[Saved entries]
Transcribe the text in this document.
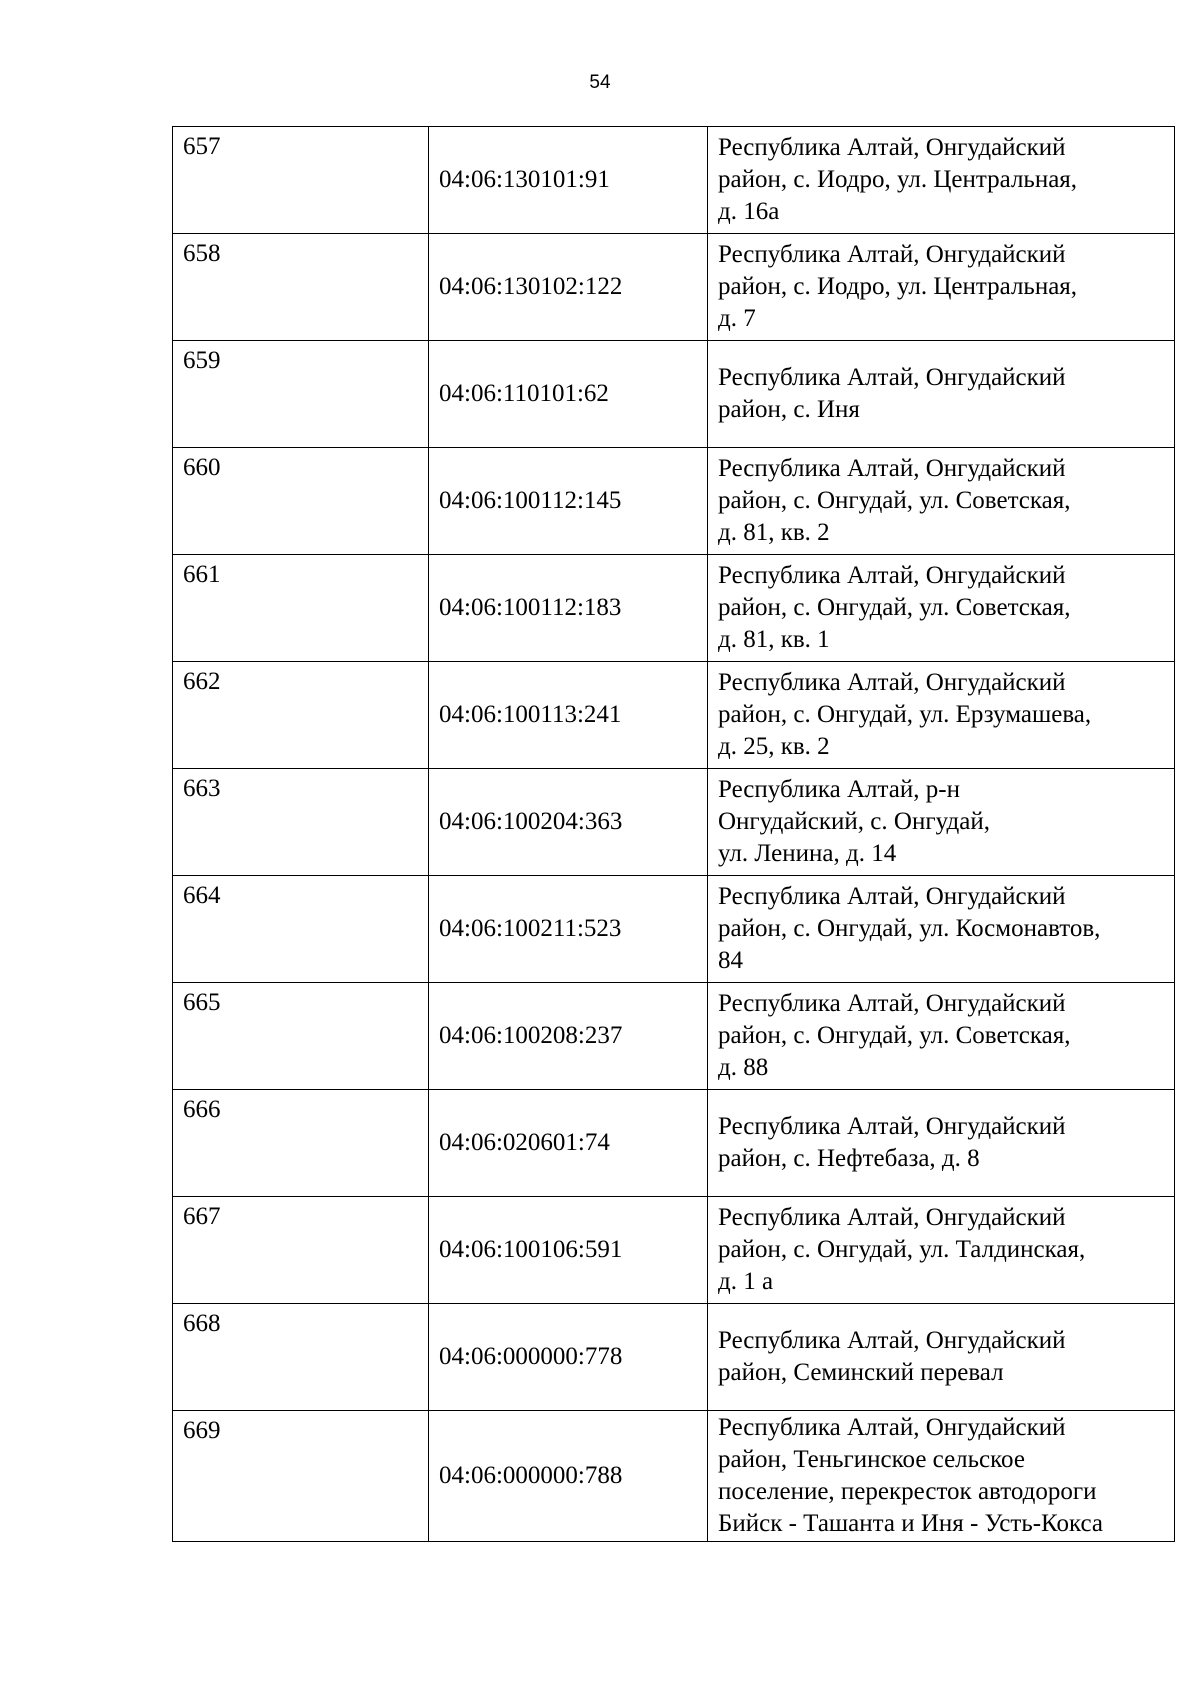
54
657	04:06:130101:91	Республика Алтай, Онгудайский
район, с. Иодро, ул. Центральная,
д. 16а

658	04:06:130102:122	Республика Алтай, Онгудайский
район, с. Иодро, ул. Центральная,
д. 7

659	04:06:110101:62	Республика Алтай, Онгудайский
район, с. Иня

660	04:06:100112:145	Республика Алтай, Онгудайский
район, с. Онгудай, ул. Советская,
д. 81, кв. 2

661	04:06:100112:183	Республика Алтай, Онгудайский
район, с. Онгудай, ул. Советская,
д. 81, кв. 1

662	04:06:100113:241	Республика Алтай, Онгудайский
район, с. Онгудай, ул. Ерзумашева,
д. 25, кв. 2

663	04:06:100204:363	Республика Алтай, р-н
Онгудайский, с. Онгудай,
ул. Ленина, д. 14

664	04:06:100211:523	Республика Алтай, Онгудайский
район, с. Онгудай, ул. Космонавтов,
84

665	04:06:100208:237	Республика Алтай, Онгудайский
район, с. Онгудай, ул. Советская,
д. 88

666	04:06:020601:74	Республика Алтай, Онгудайский
район, с. Нефтебаза, д. 8

667	04:06:100106:591	Республика Алтай, Онгудайский
район, с. Онгудай, ул. Талдинская,
д. 1 а

668	04:06:000000:778	Республика Алтай, Онгудайский
район, Семинский перевал

669	04:06:000000:788	Республика Алтай, Онгудайский
район, Теньгинское сельское
поселение, перекресток автодороги
Бийск - Ташанта и Иня - Усть-Кокса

> **WHAT THE TASK REQUIRES**
From the entries above, copy out every line where the string "район" appears.

> **WORKED ANSWER**
район, с. Иодро, ул. Центральная,
район, с. Иодро, ул. Центральная,
район, с. Иня
район, с. Онгудай, ул. Советская,
район, с. Онгудай, ул. Советская,
район, с. Онгудай, ул. Ерзумашева,
район, с. Онгудай, ул. Космонавтов,
район, с. Онгудай, ул. Советская,
район, с. Нефтебаза, д. 8
район, с. Онгудай, ул. Талдинская,
район, Семинский перевал
район, Теньгинское сельское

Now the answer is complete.